> [Quellenauszug]:
......
Die Universität Helsinki ist die größte finnische Weltraumforscherin. Neben der Grundlagenforschung ist sie in Zukunftszweigen wie Nachhaltigkeit in der Raumfahrt aktiv. Die Universität Turku ist leistungsstark in Physik und Astronomie, während die Universität Oulu der Standort für Ionosphärenexperten ist, und die Universität Lappland befasst sich am Institut für Luft- und Weltraumrecht mit Weltraumrecht.
Zu den Regierungsorganisationen, die Weltrauminnovationen entwickeln, gehören das FMI, das sich mit Erd- und Weltraumwetter befasst, und Finnlands technisches Forschungszentrum VTT, das alles, von Sensoren bis hin zu Mikrosatellitenkonstellationen, entwickelt.
......
> [Aufgaben]:
1. Nennen Sie sämtliche Universitäten, die im Quellenauszug erwähnt werden.
2. Mit welchem Themengebiet befasst sich das FMI laut Quellenauszug?
3. Prüfen Sie anhand des Quellenauszugs, ob die folgenden Aussagen zutreffen: (a) Die Universität Oulu ist der Standort für Ionosphärenexperten. (b) Das Institut für Luft- und Weltraumrecht gehört zur Universität Turku. (c) VTT entwickelt unter anderem Sensoren.

> [Vorliegende Daten]:
......
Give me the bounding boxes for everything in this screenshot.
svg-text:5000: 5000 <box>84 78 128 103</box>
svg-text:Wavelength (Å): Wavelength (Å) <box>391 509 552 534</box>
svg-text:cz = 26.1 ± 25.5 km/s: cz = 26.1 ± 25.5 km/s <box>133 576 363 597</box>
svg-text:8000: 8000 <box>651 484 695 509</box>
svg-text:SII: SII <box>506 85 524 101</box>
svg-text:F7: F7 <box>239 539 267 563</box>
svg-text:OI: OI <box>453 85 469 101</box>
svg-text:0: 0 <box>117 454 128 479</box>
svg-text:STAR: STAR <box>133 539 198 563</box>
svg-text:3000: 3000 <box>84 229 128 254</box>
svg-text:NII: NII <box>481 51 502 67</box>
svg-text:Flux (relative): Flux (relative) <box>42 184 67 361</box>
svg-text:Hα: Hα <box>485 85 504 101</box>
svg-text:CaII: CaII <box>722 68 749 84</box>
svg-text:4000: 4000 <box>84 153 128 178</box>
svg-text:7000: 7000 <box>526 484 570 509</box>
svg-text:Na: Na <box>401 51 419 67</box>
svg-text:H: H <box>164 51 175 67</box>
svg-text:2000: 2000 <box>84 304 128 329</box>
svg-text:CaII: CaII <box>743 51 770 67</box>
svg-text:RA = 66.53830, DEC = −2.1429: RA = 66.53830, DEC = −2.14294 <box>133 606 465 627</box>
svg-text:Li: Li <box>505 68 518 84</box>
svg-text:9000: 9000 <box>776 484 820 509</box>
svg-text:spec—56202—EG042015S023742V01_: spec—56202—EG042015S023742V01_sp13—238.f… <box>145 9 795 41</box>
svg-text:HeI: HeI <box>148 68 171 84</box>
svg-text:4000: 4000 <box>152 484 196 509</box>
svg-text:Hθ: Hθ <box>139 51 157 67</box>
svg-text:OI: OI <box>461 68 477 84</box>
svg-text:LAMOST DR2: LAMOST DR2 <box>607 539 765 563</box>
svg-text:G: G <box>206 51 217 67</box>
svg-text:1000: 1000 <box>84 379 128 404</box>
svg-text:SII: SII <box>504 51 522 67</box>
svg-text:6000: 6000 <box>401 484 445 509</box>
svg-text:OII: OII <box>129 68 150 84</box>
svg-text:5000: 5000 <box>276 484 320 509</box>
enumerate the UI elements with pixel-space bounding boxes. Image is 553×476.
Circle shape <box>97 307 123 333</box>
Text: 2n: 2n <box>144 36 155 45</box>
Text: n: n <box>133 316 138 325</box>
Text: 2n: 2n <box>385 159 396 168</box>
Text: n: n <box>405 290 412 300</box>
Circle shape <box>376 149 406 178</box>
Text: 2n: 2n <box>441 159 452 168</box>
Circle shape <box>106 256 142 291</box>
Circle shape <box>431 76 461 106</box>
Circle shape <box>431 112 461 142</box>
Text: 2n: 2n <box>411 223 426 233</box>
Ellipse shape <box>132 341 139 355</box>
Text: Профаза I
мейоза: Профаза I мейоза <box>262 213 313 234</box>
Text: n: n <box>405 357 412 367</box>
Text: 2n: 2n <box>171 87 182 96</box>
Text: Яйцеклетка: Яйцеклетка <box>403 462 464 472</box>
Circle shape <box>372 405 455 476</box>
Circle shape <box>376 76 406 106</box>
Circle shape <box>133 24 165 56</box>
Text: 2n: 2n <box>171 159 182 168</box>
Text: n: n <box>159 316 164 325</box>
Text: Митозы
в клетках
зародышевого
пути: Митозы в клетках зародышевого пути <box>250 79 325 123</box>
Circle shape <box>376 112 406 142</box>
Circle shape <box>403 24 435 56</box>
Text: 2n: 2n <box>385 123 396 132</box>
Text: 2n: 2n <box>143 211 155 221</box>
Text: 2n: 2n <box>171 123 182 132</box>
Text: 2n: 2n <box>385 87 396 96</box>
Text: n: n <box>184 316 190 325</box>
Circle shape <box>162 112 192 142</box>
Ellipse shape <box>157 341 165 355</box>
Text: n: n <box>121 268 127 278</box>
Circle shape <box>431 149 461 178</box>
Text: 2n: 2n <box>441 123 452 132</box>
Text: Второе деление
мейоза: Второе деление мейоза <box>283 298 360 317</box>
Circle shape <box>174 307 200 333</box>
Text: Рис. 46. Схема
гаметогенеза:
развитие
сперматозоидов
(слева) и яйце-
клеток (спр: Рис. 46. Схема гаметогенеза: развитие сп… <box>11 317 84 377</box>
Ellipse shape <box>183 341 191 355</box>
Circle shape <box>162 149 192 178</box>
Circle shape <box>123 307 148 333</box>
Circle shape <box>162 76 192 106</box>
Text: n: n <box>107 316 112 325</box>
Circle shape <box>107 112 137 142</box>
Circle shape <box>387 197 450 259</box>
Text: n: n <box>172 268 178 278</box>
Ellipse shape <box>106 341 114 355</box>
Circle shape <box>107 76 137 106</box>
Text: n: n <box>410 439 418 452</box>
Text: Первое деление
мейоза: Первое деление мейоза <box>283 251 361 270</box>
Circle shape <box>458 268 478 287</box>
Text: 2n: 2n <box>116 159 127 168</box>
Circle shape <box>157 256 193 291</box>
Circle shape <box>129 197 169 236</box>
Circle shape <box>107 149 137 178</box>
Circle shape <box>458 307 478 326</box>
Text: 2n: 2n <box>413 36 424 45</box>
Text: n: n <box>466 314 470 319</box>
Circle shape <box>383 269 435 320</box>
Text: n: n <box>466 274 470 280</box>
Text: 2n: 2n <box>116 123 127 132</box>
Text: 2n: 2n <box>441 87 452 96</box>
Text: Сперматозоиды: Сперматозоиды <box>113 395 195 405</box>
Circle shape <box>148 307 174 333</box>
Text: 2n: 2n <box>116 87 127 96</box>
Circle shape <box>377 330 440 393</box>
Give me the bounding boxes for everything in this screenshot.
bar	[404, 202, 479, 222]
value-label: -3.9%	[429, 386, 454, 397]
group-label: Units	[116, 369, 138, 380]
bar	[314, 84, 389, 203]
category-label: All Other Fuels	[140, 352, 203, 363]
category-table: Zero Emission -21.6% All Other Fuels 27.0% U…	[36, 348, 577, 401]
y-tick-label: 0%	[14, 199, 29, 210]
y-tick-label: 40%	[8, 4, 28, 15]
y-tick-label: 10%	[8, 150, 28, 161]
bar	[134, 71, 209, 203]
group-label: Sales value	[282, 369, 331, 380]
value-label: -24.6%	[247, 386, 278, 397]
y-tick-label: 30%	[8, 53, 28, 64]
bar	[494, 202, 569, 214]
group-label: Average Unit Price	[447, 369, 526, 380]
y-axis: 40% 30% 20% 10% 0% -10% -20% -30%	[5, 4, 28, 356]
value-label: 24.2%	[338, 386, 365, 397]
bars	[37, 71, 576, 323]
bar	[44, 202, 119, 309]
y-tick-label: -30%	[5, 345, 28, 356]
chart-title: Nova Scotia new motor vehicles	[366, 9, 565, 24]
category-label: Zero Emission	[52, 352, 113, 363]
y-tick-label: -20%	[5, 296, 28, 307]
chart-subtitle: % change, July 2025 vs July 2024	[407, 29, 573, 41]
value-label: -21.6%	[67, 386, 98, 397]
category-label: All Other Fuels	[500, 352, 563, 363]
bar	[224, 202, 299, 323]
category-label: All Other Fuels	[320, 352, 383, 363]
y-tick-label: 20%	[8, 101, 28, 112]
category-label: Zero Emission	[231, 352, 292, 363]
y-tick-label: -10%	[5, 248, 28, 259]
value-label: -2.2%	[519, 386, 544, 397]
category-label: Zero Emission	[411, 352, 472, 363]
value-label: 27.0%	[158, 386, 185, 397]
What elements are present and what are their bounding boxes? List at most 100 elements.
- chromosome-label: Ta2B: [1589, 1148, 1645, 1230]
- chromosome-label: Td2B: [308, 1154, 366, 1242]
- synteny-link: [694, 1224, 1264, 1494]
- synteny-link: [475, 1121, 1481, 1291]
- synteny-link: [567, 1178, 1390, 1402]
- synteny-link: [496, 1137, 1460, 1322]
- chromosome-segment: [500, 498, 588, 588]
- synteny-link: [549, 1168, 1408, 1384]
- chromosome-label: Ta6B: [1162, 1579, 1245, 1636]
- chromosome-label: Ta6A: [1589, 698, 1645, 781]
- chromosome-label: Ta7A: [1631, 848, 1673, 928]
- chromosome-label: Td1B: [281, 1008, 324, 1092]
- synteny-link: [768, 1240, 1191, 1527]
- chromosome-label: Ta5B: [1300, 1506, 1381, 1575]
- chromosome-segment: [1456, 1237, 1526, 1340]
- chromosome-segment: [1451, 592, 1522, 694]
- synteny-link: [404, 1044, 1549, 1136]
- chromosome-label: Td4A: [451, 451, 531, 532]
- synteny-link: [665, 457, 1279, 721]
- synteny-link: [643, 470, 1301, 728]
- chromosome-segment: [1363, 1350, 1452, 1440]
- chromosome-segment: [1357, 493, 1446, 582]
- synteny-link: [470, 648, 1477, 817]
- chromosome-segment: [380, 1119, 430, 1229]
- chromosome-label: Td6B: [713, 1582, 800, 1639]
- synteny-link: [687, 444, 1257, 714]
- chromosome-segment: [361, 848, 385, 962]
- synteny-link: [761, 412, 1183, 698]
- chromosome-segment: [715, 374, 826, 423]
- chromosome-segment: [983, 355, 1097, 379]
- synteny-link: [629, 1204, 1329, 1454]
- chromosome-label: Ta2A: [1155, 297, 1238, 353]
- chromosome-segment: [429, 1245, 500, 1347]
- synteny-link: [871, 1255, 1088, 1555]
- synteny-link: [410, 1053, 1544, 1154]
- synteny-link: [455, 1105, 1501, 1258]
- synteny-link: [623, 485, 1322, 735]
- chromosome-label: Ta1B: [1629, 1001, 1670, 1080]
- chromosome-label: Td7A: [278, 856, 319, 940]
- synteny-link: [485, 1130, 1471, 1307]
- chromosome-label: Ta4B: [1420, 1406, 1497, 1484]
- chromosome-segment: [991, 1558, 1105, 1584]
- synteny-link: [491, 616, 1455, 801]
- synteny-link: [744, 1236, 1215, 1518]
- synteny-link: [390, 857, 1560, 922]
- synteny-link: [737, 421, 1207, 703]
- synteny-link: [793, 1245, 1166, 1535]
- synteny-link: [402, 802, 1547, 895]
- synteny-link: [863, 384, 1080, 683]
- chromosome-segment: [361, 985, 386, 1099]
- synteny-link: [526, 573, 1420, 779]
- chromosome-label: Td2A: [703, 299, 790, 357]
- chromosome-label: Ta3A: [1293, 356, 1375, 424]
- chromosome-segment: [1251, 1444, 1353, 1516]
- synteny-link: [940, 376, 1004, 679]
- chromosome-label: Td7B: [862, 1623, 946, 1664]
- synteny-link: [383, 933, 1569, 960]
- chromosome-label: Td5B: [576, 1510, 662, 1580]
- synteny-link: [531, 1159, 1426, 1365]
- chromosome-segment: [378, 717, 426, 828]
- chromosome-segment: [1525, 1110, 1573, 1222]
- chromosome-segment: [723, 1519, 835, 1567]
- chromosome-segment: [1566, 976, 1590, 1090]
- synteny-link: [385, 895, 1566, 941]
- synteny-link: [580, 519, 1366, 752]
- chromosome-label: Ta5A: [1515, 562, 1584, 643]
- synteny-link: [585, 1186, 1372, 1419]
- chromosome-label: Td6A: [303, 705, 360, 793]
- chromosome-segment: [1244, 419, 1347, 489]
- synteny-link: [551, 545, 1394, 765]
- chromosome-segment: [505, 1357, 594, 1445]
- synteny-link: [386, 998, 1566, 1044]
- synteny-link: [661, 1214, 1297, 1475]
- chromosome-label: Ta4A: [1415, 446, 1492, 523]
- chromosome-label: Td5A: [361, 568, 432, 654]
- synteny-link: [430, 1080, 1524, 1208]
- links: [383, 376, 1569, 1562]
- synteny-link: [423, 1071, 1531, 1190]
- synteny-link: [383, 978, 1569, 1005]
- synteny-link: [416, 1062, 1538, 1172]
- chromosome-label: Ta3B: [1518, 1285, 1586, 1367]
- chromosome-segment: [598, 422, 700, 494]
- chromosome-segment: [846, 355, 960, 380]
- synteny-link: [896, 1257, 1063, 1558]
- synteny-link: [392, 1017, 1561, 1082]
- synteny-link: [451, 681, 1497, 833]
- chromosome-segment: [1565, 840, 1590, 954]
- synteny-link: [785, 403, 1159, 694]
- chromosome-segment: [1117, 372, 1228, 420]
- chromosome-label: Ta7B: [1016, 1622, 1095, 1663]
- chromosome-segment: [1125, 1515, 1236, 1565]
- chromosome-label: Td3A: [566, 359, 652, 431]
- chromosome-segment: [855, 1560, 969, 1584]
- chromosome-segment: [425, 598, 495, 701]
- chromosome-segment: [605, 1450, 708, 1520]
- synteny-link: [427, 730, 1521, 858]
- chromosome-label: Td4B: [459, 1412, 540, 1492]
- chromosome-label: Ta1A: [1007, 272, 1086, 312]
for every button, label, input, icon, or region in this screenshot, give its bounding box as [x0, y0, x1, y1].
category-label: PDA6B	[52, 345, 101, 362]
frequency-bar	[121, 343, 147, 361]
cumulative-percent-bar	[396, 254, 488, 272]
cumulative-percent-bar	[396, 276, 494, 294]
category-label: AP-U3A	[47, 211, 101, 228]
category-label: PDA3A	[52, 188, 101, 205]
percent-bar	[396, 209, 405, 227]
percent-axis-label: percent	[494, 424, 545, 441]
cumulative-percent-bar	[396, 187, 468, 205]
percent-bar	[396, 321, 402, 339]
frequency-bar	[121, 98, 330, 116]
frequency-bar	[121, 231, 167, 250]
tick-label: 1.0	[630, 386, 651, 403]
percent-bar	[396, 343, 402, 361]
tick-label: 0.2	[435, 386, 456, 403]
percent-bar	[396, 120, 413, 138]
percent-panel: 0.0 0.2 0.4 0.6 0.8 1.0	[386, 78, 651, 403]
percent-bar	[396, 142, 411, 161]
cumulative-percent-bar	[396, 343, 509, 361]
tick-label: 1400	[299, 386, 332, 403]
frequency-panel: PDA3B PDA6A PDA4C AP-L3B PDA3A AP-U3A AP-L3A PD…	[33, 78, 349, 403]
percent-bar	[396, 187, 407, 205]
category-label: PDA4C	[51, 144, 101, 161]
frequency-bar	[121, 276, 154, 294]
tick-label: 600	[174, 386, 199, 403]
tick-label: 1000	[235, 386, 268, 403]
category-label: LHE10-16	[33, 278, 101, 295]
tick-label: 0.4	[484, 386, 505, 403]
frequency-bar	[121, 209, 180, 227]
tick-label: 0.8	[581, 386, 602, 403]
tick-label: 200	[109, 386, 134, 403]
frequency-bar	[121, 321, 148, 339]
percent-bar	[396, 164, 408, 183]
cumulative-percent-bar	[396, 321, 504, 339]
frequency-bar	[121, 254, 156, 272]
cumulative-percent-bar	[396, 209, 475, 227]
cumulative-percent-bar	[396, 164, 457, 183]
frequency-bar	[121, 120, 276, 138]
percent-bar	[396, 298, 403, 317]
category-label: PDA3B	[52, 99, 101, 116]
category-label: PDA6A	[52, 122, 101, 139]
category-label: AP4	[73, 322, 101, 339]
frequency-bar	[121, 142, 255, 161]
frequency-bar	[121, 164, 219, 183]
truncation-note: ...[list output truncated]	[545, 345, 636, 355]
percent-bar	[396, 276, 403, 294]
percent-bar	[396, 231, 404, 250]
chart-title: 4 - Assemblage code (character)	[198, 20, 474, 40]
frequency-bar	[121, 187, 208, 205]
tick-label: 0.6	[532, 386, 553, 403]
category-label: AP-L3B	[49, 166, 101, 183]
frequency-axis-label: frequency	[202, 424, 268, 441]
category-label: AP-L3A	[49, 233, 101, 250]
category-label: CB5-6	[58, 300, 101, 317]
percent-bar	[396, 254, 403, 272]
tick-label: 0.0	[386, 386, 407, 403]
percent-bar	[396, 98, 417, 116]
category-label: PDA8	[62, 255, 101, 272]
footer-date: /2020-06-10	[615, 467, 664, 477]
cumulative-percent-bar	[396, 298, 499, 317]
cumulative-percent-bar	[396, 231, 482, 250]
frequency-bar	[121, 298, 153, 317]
......
> [Lösungen]:
1. Universität Helsinki, Universität Turku, Universität Oulu, Universität Lappland

2. Mit Erd- und Weltraumwetter.

3.
(a) Ja: „die Universität Oulu der Standort für Ionosphärenexperten ist“
(b) Nein: „die Universität Lappland befasst sich am Institut für Luft- und Weltraumrecht mit Weltraumrecht“
(c) Ja: „das alles, von Sensoren bis hin zu Mikrosatellitenkonstellationen, entwickelt“